_Task to carry out_.
All entries below need to be written out exactly, but without their pictures.

-- START OF Dataset excerpts --

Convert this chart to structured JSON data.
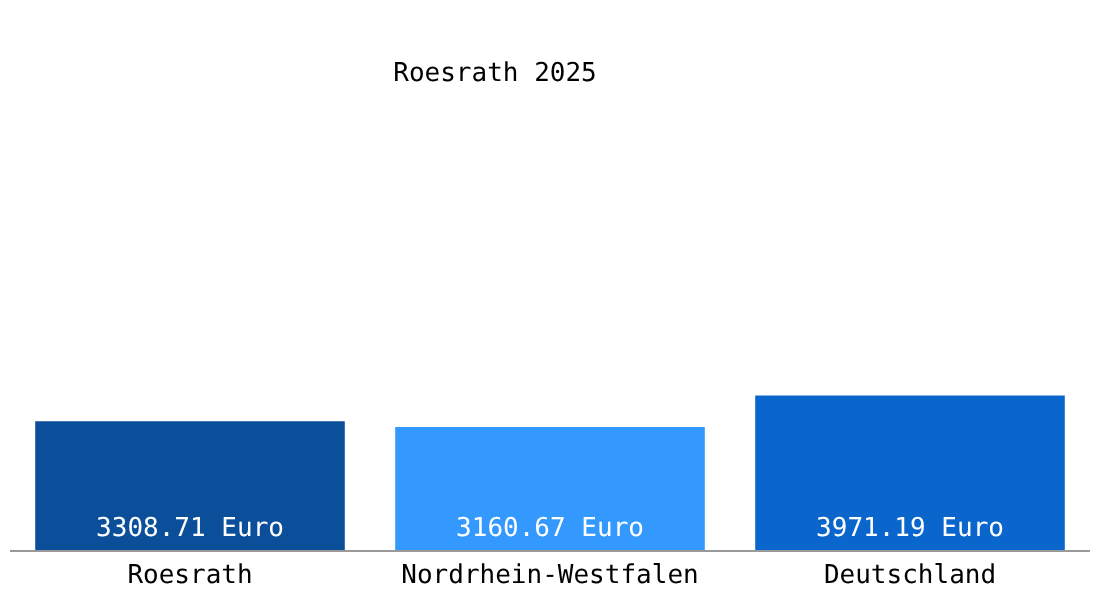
{
  "chart_data": {
    "type": "bar",
    "title": "Roesrath 2025",
    "categories": [
      "Roesrath",
      "Nordrhein-Westfalen",
      "Deutschland"
    ],
    "values": [
      3308.71,
      3160.67,
      3971.19
    ],
    "colors": [
      "#0b4f9b",
      "#3399ff",
      "#0a66cc"
    ],
    "value_labels": [
      "3308.71 Euro",
      "3160.67 Euro",
      "3971.19 Euro"
    ]
  }
}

-- END OF Dataset excerpts --

_Exercise answer_.
Convert this chart to structured JSON data.
{
  "chart_data": {
    "type": "bar",
    "title": "Roesrath 2025",
    "categories": [
      "Roesrath",
      "Nordrhein-Westfalen",
      "Deutschland"
    ],
    "values": [
      3308.71,
      3160.67,
      3971.19
    ],
    "colors": [
      "#0b4f9b",
      "#3399ff",
      "#0a66cc"
    ],
    "value_labels": [
      "3308.71 Euro",
      "3160.67 Euro",
      "3971.19 Euro"
    ]
  }
}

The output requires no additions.